■ **The task**:
Quote all entries exactly, leaving pictures aside.
>> Begin
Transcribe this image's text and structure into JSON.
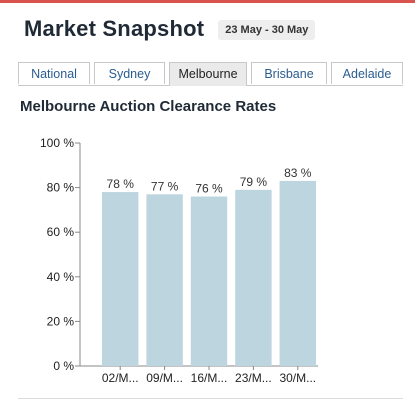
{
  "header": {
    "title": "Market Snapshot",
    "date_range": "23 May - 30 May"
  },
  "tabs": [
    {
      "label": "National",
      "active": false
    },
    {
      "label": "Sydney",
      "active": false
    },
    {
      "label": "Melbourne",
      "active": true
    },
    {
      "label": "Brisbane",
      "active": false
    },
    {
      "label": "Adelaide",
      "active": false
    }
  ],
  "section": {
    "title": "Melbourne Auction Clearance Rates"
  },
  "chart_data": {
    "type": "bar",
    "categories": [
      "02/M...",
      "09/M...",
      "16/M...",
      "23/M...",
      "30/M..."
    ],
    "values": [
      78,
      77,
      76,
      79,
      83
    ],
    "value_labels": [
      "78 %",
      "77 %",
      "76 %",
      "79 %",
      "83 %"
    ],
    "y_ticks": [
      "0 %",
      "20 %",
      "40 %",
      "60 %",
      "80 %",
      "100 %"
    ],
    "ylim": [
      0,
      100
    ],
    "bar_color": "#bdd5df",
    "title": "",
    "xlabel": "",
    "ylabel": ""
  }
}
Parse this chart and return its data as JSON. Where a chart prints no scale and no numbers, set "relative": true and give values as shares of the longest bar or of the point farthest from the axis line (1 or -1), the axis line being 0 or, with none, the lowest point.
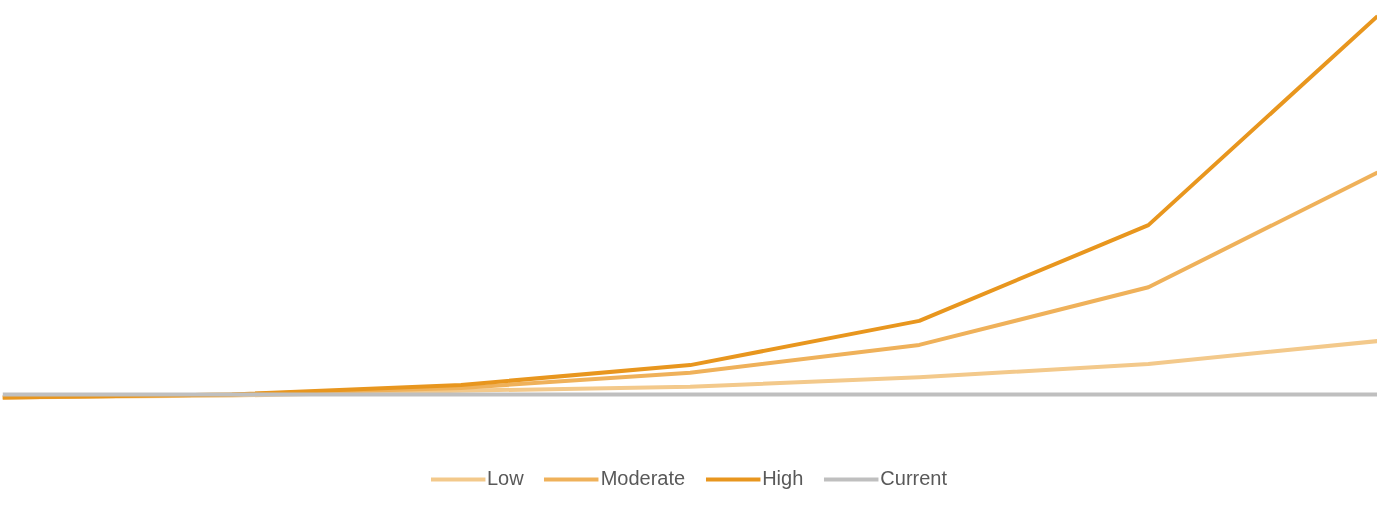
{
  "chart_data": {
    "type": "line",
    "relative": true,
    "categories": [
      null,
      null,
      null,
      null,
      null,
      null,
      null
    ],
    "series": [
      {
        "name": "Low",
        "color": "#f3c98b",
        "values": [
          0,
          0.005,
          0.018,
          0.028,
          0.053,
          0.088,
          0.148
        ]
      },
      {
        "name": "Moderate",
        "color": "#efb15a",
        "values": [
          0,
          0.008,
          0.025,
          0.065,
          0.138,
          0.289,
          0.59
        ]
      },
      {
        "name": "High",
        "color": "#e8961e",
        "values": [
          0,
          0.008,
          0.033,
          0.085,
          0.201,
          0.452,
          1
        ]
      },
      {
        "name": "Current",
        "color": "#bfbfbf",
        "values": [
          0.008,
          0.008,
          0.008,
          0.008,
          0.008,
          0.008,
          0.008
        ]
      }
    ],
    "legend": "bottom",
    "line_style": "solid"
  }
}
>> End
■ **Exercise answer**:
Transcribe this image's text and structure into JSON.
{
  "header": {
    "title": "Market Snapshot",
    "date_range": "23 May - 30 May"
  },
  "tabs": [
    {
      "label": "National",
      "active": false
    },
    {
      "label": "Sydney",
      "active": false
    },
    {
      "label": "Melbourne",
      "active": true
    },
    {
      "label": "Brisbane",
      "active": false
    },
    {
      "label": "Adelaide",
      "active": false
    }
  ],
  "section": {
    "title": "Melbourne Auction Clearance Rates"
  },
  "chart_data": {
    "type": "bar",
    "categories": [
      "02/M...",
      "09/M...",
      "16/M...",
      "23/M...",
      "30/M..."
    ],
    "values": [
      78,
      77,
      76,
      79,
      83
    ],
    "value_labels": [
      "78 %",
      "77 %",
      "76 %",
      "79 %",
      "83 %"
    ],
    "y_ticks": [
      "0 %",
      "20 %",
      "40 %",
      "60 %",
      "80 %",
      "100 %"
    ],
    "ylim": [
      0,
      100
    ],
    "bar_color": "#bdd5df",
    "title": "",
    "xlabel": "",
    "ylabel": ""
  }
}
Parse this chart and return its data as JSON. Where a chart prints no scale and no numbers, set "relative": true and give values as shares of the longest bar or of the point farthest from the axis line (1 or -1), the axis line being 0 or, with none, the lowest point.
{
  "chart_data": {
    "type": "line",
    "relative": true,
    "categories": [
      null,
      null,
      null,
      null,
      null,
      null,
      null
    ],
    "series": [
      {
        "name": "Low",
        "color": "#f3c98b",
        "values": [
          0,
          0.005,
          0.018,
          0.028,
          0.053,
          0.088,
          0.148
        ]
      },
      {
        "name": "Moderate",
        "color": "#efb15a",
        "values": [
          0,
          0.008,
          0.025,
          0.065,
          0.138,
          0.289,
          0.59
        ]
      },
      {
        "name": "High",
        "color": "#e8961e",
        "values": [
          0,
          0.008,
          0.033,
          0.085,
          0.201,
          0.452,
          1
        ]
      },
      {
        "name": "Current",
        "color": "#bfbfbf",
        "values": [
          0.008,
          0.008,
          0.008,
          0.008,
          0.008,
          0.008,
          0.008
        ]
      }
    ],
    "legend": "bottom",
    "line_style": "solid"
  }
}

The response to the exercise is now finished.